++++ Data section ++++
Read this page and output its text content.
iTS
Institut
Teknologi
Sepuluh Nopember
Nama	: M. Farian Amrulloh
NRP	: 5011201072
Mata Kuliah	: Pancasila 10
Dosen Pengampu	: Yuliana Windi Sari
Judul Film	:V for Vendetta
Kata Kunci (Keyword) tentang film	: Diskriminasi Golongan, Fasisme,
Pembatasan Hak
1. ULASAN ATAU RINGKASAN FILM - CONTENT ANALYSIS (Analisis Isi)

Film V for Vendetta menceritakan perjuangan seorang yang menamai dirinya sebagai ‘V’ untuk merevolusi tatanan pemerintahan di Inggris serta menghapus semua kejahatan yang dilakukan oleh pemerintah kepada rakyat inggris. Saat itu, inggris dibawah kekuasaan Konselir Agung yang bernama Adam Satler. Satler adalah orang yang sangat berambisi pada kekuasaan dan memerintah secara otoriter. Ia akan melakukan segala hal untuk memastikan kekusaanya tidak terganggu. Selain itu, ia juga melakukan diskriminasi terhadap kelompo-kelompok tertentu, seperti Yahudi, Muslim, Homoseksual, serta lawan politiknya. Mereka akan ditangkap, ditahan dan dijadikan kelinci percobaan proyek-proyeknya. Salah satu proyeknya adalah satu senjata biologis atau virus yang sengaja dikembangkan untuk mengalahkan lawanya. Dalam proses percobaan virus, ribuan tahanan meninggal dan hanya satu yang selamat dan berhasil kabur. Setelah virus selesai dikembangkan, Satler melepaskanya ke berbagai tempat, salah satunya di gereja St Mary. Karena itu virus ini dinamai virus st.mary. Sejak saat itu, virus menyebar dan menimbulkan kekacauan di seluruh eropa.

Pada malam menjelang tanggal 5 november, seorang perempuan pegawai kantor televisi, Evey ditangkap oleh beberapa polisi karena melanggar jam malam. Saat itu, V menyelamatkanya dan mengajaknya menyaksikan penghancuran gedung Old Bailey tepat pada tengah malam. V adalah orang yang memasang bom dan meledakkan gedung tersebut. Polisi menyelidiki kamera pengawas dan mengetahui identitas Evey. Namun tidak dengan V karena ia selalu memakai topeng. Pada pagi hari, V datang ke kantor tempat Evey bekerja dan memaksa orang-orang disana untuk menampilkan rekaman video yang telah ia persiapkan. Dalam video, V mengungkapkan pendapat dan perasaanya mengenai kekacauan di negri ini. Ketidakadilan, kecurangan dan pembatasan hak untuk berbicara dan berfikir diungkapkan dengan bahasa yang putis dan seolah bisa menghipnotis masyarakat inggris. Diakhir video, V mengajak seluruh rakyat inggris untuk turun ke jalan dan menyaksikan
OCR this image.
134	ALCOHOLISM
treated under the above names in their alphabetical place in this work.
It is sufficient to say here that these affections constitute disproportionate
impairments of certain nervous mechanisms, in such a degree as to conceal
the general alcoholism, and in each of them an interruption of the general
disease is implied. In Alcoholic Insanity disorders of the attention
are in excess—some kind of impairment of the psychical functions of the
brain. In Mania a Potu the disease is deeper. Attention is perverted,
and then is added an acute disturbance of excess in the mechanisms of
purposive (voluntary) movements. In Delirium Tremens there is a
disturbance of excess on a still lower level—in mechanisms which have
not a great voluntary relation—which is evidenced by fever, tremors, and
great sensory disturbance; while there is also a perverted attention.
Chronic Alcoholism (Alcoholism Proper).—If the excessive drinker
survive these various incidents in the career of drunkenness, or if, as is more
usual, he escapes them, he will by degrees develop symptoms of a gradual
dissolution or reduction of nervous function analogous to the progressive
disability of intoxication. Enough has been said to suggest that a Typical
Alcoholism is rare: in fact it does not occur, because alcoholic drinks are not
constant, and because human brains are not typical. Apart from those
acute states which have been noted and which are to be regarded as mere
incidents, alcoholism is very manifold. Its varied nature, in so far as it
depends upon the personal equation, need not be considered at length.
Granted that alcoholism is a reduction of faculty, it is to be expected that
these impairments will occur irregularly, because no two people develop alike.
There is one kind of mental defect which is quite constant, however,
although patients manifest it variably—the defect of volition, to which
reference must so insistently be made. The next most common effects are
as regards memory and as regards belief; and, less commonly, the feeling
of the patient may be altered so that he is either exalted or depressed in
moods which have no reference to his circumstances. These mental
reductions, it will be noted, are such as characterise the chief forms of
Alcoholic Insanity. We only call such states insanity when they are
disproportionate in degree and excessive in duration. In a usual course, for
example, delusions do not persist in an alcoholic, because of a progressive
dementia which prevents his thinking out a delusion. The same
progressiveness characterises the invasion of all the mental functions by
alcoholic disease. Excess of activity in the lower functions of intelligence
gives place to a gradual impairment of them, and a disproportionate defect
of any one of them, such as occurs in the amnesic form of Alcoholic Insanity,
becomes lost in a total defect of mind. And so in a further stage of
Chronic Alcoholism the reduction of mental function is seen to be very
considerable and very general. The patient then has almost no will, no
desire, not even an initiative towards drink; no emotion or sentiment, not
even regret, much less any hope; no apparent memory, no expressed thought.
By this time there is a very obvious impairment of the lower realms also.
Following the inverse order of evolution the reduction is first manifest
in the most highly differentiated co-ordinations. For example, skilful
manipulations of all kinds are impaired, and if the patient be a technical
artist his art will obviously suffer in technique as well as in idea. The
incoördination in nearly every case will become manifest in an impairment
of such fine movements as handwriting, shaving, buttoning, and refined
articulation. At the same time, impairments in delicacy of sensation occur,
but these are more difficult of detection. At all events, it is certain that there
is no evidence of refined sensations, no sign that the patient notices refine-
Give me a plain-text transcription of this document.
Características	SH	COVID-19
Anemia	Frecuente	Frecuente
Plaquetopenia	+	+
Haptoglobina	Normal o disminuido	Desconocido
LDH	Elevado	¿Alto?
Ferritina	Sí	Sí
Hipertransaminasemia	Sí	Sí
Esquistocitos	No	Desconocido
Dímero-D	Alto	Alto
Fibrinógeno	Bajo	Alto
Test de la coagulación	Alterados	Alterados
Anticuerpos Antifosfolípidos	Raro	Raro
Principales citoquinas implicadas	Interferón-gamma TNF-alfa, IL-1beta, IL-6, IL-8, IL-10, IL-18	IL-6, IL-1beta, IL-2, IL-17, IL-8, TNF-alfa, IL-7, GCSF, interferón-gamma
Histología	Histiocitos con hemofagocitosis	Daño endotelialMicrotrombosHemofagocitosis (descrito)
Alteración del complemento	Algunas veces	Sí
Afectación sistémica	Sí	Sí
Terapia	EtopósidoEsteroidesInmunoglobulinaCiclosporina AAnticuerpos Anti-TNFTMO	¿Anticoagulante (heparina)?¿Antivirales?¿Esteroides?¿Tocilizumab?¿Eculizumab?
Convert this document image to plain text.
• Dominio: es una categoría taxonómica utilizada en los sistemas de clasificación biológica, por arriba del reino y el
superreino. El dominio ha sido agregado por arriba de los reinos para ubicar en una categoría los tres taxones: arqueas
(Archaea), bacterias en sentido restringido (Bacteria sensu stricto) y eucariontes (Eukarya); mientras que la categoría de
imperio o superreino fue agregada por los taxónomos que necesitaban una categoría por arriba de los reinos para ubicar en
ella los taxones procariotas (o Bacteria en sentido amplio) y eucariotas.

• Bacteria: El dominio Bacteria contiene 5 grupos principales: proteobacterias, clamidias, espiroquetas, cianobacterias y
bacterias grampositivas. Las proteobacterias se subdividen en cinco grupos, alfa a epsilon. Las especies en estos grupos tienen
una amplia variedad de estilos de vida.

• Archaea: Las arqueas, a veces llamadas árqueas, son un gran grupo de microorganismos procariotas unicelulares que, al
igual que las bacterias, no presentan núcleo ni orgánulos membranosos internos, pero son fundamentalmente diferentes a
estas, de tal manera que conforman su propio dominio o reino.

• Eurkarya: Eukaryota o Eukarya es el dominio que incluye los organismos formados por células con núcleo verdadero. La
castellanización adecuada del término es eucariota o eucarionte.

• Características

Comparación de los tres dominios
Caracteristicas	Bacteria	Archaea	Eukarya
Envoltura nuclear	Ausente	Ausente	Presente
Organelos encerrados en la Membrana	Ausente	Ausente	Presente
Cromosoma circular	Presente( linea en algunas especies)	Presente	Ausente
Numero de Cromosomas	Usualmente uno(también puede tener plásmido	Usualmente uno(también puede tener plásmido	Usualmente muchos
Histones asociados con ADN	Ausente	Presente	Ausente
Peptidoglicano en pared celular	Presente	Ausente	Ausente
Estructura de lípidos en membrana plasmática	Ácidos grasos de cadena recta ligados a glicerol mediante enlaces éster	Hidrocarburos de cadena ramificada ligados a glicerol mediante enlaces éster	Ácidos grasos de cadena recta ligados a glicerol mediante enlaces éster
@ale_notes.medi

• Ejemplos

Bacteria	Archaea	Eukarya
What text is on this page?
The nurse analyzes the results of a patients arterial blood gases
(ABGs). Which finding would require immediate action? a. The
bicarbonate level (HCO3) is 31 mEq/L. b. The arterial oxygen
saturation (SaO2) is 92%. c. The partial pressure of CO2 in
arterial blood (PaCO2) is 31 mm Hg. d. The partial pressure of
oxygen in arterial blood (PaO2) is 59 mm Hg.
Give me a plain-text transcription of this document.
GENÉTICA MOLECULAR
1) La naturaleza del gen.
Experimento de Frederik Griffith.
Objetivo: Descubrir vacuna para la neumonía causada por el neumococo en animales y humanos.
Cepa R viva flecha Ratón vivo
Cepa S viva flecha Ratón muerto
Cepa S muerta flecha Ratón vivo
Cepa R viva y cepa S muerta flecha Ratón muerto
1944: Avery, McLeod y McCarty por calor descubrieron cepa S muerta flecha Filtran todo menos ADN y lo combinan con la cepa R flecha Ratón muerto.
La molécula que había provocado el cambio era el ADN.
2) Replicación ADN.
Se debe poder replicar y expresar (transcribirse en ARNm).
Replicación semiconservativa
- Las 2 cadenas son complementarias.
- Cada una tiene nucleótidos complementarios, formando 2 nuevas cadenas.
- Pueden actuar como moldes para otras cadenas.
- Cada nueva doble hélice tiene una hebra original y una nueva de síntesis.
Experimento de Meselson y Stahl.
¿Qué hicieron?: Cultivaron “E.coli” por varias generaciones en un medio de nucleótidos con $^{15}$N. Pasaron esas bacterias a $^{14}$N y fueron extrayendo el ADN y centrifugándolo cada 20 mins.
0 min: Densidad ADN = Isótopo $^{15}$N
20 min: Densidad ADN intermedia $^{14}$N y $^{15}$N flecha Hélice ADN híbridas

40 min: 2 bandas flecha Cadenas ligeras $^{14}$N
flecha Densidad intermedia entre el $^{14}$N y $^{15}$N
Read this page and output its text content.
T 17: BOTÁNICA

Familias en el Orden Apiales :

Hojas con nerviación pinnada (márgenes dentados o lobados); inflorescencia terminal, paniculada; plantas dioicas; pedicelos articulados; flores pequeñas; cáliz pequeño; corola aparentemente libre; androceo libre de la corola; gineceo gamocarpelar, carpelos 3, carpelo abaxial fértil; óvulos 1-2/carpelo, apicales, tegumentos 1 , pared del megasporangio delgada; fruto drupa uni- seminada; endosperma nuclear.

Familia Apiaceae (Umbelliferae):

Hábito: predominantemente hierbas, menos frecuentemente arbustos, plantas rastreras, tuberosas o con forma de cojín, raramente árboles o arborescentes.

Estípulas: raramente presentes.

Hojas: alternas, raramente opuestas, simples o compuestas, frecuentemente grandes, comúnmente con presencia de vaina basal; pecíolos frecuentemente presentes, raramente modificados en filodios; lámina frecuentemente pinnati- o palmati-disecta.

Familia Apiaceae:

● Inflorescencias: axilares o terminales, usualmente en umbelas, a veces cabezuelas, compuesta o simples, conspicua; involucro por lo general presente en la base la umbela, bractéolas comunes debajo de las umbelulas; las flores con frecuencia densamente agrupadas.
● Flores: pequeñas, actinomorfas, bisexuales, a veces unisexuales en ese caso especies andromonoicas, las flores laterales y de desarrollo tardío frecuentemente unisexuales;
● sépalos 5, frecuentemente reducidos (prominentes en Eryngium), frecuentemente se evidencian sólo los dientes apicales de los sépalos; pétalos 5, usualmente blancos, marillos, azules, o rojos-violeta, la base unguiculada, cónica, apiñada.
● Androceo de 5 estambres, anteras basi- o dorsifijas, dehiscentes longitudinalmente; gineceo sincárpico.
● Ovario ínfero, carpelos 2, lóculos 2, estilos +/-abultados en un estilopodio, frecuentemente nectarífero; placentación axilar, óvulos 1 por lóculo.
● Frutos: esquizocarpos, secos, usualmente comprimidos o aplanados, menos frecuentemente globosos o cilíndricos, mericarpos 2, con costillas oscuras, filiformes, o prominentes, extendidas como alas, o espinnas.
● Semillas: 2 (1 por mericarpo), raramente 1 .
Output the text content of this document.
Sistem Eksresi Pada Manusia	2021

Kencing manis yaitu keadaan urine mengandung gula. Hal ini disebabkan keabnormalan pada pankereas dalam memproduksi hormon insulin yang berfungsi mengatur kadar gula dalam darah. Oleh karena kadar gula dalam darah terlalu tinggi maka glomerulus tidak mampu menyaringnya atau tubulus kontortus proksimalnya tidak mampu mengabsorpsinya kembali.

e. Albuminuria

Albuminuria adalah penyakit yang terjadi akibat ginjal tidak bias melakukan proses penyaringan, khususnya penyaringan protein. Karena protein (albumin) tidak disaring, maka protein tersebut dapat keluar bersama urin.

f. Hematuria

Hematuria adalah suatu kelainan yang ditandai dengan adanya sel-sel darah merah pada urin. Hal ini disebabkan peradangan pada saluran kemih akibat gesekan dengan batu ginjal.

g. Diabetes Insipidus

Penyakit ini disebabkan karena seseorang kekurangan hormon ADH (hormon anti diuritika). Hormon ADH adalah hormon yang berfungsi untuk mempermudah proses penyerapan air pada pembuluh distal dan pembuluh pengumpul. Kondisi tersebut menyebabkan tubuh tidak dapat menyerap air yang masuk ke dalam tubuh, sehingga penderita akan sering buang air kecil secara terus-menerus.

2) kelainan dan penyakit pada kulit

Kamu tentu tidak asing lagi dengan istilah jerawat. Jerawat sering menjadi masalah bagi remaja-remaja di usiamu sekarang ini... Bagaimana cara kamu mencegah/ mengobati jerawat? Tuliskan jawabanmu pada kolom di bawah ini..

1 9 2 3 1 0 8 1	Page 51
++++
| Exercise brief |
Search the records for the string "document" and, wherever a line contains it, please copy that line.

| Task result |
Give me a plain-text transcription of this document.
Convert this document image to plain text.
Give me a plain-text transcription of this document.
Output the text content of this document.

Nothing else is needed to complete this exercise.